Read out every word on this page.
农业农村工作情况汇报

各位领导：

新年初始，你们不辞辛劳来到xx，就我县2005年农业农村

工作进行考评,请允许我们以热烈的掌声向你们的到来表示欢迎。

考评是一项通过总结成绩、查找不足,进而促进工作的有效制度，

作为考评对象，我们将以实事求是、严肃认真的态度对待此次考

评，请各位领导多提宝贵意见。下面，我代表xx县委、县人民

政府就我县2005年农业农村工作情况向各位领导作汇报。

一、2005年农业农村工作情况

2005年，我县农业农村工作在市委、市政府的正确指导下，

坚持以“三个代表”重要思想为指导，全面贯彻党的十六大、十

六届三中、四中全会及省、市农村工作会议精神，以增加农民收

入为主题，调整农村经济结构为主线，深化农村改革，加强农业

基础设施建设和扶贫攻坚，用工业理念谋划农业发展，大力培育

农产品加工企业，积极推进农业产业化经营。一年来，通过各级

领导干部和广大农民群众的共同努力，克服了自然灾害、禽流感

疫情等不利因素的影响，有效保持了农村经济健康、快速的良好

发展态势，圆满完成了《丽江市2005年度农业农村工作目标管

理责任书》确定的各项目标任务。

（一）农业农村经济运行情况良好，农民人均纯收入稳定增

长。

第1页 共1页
☆ ☆ ☆
▸ Short task:
Give all the records again. Match them exactly.

▸ Answer to the task:
Read out every word on this page.
农业农村工作情况汇报

各位领导：

新年初始，你们不辞辛劳来到xx，就我县2005年农业农村

工作进行考评,请允许我们以热烈的掌声向你们的到来表示欢迎。

考评是一项通过总结成绩、查找不足,进而促进工作的有效制度，

作为考评对象，我们将以实事求是、严肃认真的态度对待此次考

评，请各位领导多提宝贵意见。下面，我代表xx县委、县人民

政府就我县2005年农业农村工作情况向各位领导作汇报。

一、2005年农业农村工作情况

2005年，我县农业农村工作在市委、市政府的正确指导下，

坚持以“三个代表”重要思想为指导，全面贯彻党的十六大、十

六届三中、四中全会及省、市农村工作会议精神，以增加农民收

入为主题，调整农村经济结构为主线，深化农村改革，加强农业

基础设施建设和扶贫攻坚，用工业理念谋划农业发展，大力培育

农产品加工企业，积极推进农业产业化经营。一年来，通过各级

领导干部和广大农民群众的共同努力，克服了自然灾害、禽流感

疫情等不利因素的影响，有效保持了农村经济健康、快速的良好

发展态势，圆满完成了《丽江市2005年度农业农村工作目标管

理责任书》确定的各项目标任务。

（一）农业农村经济运行情况良好，农民人均纯收入稳定增

长。

第1页 共1页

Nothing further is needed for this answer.